Instructions for the task: Exact repetition of every entry is required.

Records for this exercise:
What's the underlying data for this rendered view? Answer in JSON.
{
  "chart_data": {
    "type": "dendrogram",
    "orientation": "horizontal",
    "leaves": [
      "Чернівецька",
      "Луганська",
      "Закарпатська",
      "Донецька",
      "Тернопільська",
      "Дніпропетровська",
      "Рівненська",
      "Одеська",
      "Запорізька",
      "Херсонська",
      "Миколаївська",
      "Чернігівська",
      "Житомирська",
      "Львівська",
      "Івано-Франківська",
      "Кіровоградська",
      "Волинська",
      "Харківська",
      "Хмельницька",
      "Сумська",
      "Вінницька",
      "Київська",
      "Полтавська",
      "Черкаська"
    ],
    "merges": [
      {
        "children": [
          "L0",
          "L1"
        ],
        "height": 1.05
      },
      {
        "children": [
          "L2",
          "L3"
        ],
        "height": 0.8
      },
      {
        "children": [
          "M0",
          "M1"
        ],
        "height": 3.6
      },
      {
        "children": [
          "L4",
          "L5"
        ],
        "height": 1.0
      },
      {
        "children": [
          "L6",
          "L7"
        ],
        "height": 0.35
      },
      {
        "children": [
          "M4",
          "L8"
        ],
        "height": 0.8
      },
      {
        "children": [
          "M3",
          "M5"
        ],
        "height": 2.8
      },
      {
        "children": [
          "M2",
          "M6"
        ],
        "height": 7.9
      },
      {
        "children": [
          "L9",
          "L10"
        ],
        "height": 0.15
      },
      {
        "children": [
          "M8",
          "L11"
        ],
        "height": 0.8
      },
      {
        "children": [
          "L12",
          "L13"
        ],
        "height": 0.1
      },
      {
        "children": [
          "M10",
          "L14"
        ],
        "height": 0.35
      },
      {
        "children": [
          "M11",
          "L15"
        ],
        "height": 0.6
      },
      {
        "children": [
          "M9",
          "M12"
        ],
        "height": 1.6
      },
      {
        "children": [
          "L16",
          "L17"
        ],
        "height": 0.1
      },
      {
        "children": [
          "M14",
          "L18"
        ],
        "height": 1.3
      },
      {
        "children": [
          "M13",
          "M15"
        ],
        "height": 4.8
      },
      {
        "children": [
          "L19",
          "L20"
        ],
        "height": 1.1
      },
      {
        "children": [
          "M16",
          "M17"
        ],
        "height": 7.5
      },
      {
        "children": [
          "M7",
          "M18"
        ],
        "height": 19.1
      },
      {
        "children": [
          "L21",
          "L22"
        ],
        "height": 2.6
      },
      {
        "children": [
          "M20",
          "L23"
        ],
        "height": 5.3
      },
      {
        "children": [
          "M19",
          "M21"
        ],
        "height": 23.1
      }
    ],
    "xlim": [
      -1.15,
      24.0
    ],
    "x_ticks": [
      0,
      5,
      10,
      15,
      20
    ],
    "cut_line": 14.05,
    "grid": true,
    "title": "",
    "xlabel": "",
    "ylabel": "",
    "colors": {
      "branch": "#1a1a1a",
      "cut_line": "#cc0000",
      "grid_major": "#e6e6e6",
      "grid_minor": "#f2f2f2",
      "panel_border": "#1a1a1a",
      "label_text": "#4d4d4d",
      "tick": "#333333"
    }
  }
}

Expected answer:
What's the underlying data for this rendered view? Answer in JSON.
{
  "chart_data": {
    "type": "dendrogram",
    "orientation": "horizontal",
    "leaves": [
      "Чернівецька",
      "Луганська",
      "Закарпатська",
      "Донецька",
      "Тернопільська",
      "Дніпропетровська",
      "Рівненська",
      "Одеська",
      "Запорізька",
      "Херсонська",
      "Миколаївська",
      "Чернігівська",
      "Житомирська",
      "Львівська",
      "Івано-Франківська",
      "Кіровоградська",
      "Волинська",
      "Харківська",
      "Хмельницька",
      "Сумська",
      "Вінницька",
      "Київська",
      "Полтавська",
      "Черкаська"
    ],
    "merges": [
      {
        "children": [
          "L0",
          "L1"
        ],
        "height": 1.05
      },
      {
        "children": [
          "L2",
          "L3"
        ],
        "height": 0.8
      },
      {
        "children": [
          "M0",
          "M1"
        ],
        "height": 3.6
      },
      {
        "children": [
          "L4",
          "L5"
        ],
        "height": 1.0
      },
      {
        "children": [
          "L6",
          "L7"
        ],
        "height": 0.35
      },
      {
        "children": [
          "M4",
          "L8"
        ],
        "height": 0.8
      },
      {
        "children": [
          "M3",
          "M5"
        ],
        "height": 2.8
      },
      {
        "children": [
          "M2",
          "M6"
        ],
        "height": 7.9
      },
      {
        "children": [
          "L9",
          "L10"
        ],
        "height": 0.15
      },
      {
        "children": [
          "M8",
          "L11"
        ],
        "height": 0.8
      },
      {
        "children": [
          "L12",
          "L13"
        ],
        "height": 0.1
      },
      {
        "children": [
          "M10",
          "L14"
        ],
        "height": 0.35
      },
      {
        "children": [
          "M11",
          "L15"
        ],
        "height": 0.6
      },
      {
        "children": [
          "M9",
          "M12"
        ],
        "height": 1.6
      },
      {
        "children": [
          "L16",
          "L17"
        ],
        "height": 0.1
      },
      {
        "children": [
          "M14",
          "L18"
        ],
        "height": 1.3
      },
      {
        "children": [
          "M13",
          "M15"
        ],
        "height": 4.8
      },
      {
        "children": [
          "L19",
          "L20"
        ],
        "height": 1.1
      },
      {
        "children": [
          "M16",
          "M17"
        ],
        "height": 7.5
      },
      {
        "children": [
          "M7",
          "M18"
        ],
        "height": 19.1
      },
      {
        "children": [
          "L21",
          "L22"
        ],
        "height": 2.6
      },
      {
        "children": [
          "M20",
          "L23"
        ],
        "height": 5.3
      },
      {
        "children": [
          "M19",
          "M21"
        ],
        "height": 23.1
      }
    ],
    "xlim": [
      -1.15,
      24.0
    ],
    "x_ticks": [
      0,
      5,
      10,
      15,
      20
    ],
    "cut_line": 14.05,
    "grid": true,
    "title": "",
    "xlabel": "",
    "ylabel": "",
    "colors": {
      "branch": "#1a1a1a",
      "cut_line": "#cc0000",
      "grid_major": "#e6e6e6",
      "grid_minor": "#f2f2f2",
      "panel_border": "#1a1a1a",
      "label_text": "#4d4d4d",
      "tick": "#333333"
    }
  }
}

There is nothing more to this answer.